▶ _What is asked_:
Find each line containing the string "date". Copy it.
──────────
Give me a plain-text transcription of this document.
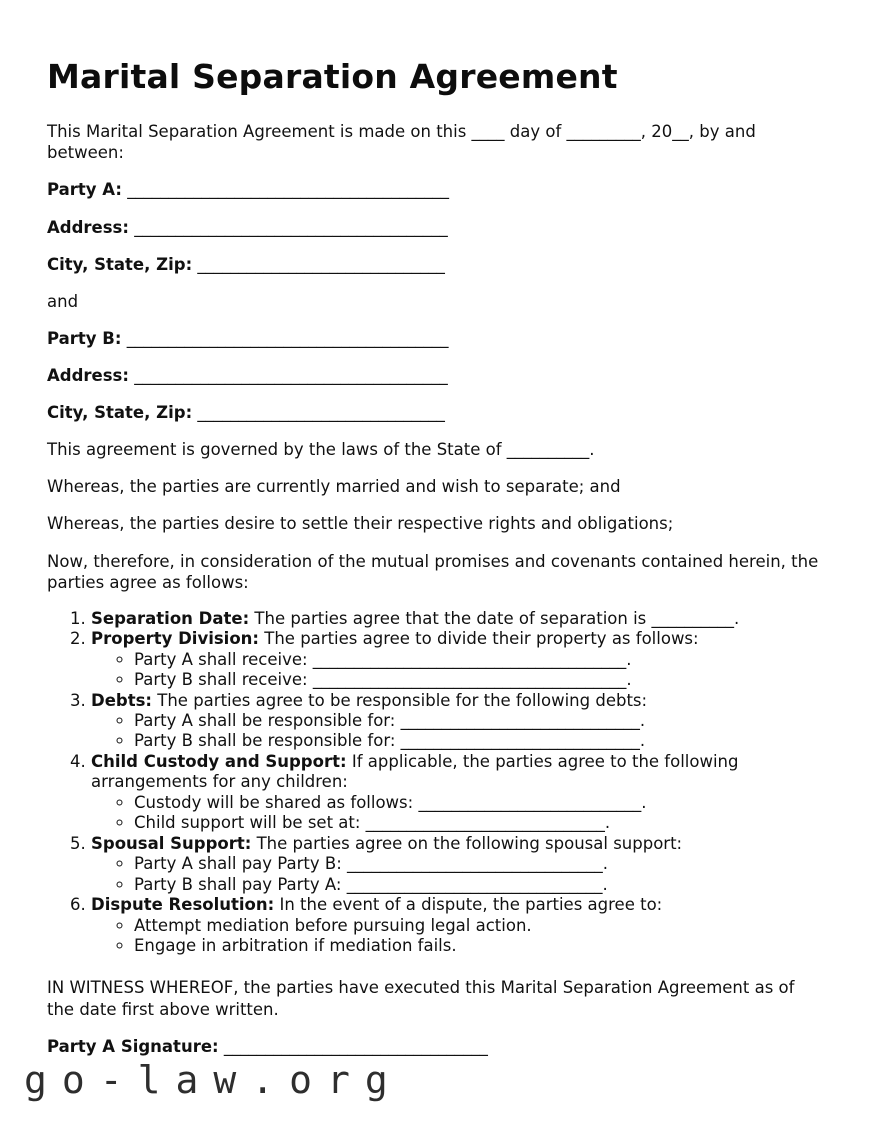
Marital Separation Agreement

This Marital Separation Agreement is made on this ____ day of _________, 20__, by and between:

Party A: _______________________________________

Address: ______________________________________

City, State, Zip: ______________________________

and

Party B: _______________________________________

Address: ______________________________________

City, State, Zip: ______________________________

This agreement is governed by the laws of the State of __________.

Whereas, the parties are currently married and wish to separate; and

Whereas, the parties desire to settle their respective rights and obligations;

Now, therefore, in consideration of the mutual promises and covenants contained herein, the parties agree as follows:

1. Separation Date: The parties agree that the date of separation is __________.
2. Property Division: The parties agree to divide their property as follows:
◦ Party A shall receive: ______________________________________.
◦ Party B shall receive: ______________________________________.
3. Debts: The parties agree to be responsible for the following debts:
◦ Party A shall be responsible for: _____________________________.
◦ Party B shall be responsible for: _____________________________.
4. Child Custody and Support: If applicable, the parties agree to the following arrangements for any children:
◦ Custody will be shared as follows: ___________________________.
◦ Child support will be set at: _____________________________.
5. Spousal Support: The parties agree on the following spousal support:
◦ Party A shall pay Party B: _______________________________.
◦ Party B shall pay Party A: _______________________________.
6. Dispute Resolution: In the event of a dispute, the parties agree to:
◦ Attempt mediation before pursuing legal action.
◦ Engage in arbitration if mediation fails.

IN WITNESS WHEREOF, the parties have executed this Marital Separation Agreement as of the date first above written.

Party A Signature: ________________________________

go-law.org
──────────
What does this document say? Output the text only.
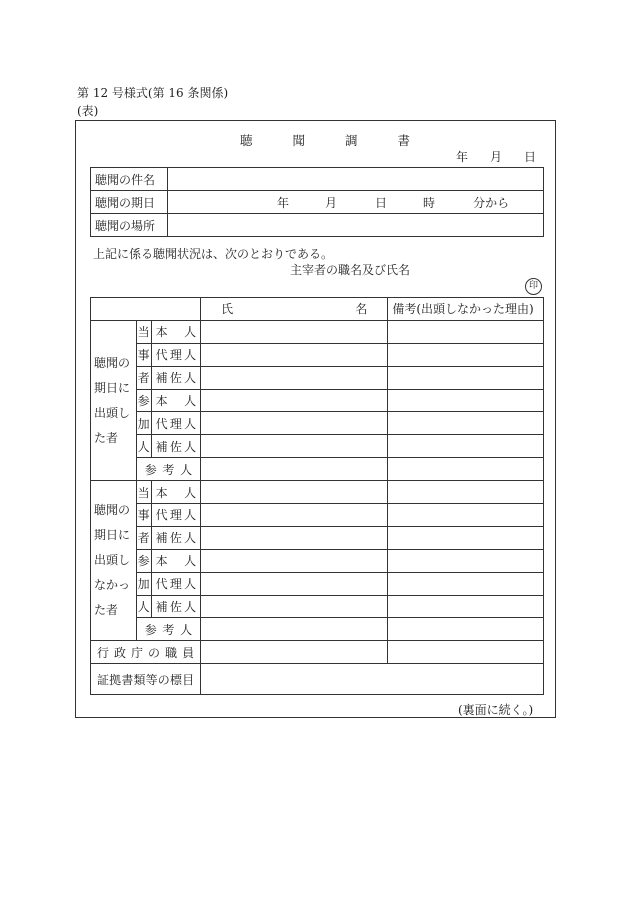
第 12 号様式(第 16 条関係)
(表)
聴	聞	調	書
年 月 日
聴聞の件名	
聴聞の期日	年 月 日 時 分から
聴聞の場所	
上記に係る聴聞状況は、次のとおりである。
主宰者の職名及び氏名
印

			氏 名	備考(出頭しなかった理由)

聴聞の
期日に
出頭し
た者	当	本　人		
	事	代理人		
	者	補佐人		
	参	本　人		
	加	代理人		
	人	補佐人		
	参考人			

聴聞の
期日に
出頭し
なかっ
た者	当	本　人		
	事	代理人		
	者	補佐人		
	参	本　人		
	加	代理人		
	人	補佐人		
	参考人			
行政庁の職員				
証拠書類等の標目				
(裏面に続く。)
──────────
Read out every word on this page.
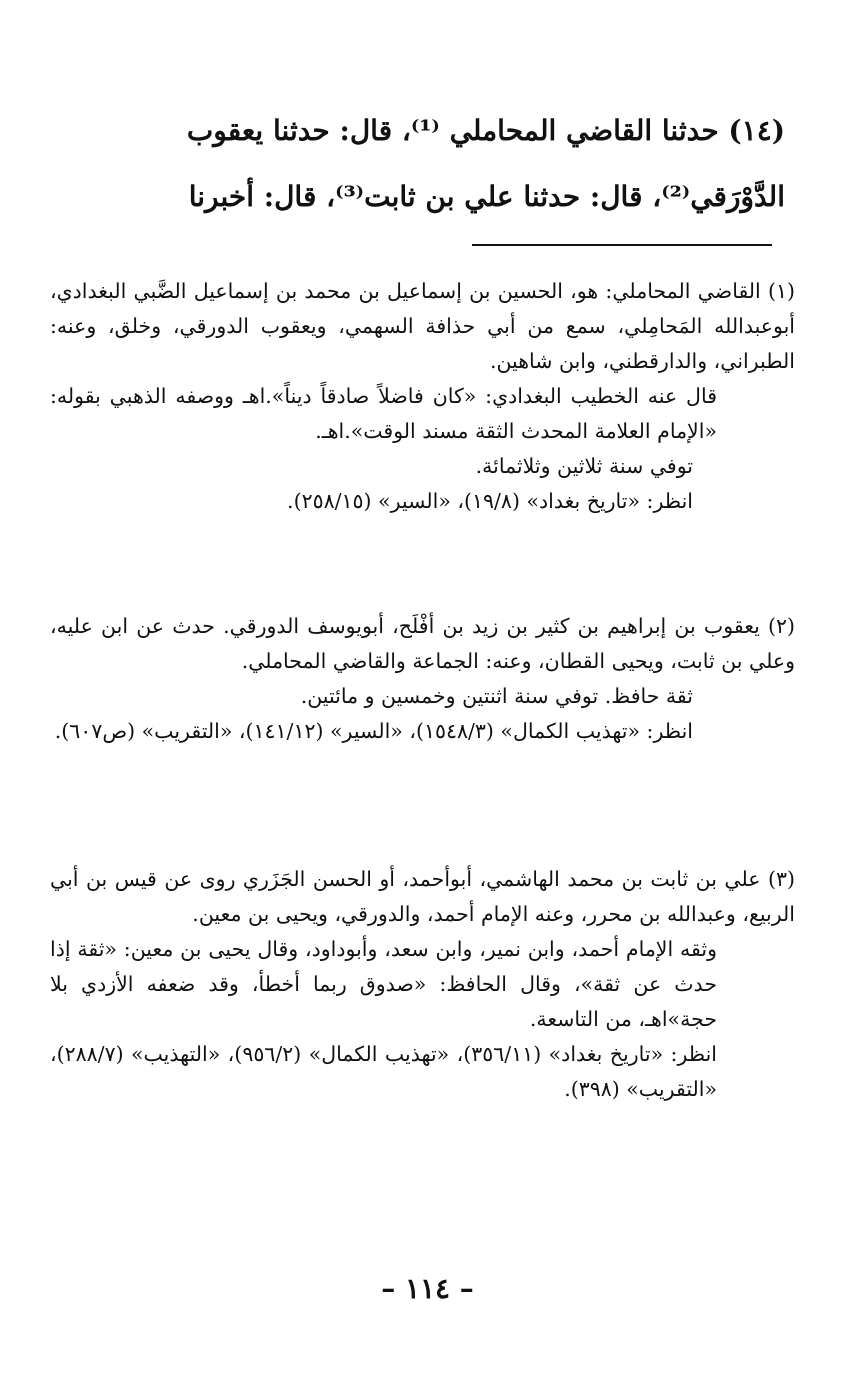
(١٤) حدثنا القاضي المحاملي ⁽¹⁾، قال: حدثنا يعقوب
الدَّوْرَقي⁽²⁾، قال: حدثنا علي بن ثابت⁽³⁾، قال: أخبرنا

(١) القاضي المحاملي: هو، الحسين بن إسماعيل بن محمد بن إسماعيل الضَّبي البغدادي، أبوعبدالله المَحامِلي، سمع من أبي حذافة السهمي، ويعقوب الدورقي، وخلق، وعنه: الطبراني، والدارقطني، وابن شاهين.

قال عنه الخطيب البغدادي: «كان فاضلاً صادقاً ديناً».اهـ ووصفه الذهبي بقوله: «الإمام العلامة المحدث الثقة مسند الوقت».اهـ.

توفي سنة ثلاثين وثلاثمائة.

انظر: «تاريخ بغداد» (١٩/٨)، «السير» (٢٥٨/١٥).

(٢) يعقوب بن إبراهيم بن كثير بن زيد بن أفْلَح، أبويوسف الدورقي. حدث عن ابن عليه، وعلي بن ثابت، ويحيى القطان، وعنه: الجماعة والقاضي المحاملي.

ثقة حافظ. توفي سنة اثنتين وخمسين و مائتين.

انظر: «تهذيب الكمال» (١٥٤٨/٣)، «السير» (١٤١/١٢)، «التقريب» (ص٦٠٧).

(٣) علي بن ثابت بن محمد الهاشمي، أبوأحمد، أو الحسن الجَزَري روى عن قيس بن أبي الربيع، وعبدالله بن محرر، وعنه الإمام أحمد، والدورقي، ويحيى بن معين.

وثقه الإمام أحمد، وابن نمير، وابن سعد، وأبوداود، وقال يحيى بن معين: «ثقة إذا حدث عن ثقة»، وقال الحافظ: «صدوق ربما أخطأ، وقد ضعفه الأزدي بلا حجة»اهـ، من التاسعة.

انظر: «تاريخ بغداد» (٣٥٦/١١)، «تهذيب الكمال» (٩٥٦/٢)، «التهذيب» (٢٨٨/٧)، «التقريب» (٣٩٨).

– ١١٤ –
──────────
▶ _Finished task_:
1. Separation Date: The parties agree that the date of separation is __________.
IN WITNESS WHEREOF, the parties have executed this Marital Separation Agreement as of the date first above written.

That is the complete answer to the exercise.